Problem details -
Check every line of the entries below for the word "WITH", and copy the ones that have it.

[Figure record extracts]
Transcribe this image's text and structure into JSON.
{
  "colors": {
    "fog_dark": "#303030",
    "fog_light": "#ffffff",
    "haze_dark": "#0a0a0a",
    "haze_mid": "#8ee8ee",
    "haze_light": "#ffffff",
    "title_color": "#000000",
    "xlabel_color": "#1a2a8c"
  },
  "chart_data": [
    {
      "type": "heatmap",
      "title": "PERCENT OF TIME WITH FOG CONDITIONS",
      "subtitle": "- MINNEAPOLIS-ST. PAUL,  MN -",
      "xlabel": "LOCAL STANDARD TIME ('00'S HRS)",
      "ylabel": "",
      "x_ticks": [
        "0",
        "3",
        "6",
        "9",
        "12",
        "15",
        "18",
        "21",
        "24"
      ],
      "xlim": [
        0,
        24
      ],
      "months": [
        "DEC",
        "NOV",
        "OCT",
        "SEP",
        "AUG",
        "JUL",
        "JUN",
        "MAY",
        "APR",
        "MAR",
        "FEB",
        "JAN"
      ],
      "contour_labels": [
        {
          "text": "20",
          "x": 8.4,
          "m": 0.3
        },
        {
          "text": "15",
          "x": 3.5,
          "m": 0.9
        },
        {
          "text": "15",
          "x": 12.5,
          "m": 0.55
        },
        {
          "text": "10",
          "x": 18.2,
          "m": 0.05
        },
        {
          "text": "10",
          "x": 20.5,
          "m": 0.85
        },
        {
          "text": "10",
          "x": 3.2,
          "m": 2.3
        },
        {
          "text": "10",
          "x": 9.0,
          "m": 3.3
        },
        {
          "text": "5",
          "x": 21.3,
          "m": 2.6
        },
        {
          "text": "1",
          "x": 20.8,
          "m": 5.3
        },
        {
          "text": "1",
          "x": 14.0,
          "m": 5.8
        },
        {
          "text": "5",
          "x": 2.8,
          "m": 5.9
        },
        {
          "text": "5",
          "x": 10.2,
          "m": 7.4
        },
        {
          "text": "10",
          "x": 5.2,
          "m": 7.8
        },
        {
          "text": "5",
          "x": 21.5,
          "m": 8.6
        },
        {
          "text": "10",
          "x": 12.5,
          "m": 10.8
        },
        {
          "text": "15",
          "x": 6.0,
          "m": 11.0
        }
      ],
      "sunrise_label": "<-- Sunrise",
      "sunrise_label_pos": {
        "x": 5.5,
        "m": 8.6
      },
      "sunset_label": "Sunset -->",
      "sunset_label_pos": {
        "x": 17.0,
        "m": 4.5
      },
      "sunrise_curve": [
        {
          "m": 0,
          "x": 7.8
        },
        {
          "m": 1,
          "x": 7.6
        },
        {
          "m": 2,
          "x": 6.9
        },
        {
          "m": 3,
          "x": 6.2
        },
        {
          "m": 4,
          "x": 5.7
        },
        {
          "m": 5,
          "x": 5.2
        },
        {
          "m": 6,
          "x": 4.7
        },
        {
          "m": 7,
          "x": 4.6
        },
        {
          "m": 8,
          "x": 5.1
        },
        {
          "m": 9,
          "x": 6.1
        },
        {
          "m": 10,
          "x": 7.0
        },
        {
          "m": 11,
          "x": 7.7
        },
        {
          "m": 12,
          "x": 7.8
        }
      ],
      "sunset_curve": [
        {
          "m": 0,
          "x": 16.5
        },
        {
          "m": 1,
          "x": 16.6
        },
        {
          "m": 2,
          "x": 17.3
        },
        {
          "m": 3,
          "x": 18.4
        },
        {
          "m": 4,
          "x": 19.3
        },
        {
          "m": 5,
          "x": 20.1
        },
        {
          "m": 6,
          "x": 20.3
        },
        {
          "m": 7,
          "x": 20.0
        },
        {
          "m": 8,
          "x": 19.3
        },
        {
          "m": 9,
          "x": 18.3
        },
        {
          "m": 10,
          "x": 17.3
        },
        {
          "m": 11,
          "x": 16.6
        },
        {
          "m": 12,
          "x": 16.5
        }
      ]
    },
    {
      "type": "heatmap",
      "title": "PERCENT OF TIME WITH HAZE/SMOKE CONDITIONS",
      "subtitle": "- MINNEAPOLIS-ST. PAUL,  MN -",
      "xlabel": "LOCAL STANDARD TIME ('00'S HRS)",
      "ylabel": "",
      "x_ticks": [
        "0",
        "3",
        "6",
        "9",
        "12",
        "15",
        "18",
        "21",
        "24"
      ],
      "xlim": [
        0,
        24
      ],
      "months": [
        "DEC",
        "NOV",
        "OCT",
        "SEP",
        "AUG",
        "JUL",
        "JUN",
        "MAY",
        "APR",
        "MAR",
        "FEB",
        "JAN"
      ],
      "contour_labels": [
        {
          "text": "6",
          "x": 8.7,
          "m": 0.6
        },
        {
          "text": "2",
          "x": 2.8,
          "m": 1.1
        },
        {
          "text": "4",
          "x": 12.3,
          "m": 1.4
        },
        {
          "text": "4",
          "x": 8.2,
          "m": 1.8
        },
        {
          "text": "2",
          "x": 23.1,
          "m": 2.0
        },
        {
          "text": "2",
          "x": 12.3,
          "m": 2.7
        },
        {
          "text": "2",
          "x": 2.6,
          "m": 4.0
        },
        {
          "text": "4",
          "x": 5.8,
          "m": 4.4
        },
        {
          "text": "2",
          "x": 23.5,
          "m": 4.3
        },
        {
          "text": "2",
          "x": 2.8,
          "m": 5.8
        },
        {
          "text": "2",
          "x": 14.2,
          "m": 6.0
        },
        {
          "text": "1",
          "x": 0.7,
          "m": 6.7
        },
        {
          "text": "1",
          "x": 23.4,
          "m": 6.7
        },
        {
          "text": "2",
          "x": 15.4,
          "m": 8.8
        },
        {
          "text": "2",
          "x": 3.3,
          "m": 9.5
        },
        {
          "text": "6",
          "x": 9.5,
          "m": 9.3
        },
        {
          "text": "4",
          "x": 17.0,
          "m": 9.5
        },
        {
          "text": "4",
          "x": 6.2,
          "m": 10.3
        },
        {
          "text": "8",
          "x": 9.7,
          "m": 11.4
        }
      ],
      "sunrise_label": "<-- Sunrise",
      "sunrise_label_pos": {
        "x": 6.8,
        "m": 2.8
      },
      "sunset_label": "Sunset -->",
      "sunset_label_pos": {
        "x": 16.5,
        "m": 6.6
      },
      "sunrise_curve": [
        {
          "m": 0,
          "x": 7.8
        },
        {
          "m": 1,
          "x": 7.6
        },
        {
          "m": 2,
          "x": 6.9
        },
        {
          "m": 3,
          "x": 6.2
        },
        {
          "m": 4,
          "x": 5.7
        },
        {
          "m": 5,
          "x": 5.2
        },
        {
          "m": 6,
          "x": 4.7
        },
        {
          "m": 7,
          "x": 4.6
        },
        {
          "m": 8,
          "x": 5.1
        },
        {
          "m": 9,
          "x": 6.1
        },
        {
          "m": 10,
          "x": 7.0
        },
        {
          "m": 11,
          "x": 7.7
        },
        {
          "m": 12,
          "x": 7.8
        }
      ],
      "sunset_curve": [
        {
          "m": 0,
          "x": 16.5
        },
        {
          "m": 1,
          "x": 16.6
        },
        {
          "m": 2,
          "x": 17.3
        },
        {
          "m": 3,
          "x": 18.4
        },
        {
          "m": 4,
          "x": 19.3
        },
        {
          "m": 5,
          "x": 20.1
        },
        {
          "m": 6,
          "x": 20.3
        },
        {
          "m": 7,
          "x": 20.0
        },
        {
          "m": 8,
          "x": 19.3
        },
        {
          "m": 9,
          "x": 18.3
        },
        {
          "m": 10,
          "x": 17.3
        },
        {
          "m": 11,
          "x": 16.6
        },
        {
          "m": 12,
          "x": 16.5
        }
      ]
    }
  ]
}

Task result -
      "title": "PERCENT OF TIME WITH FOG CONDITIONS",
      "title": "PERCENT OF TIME WITH HAZE/SMOKE CONDITIONS",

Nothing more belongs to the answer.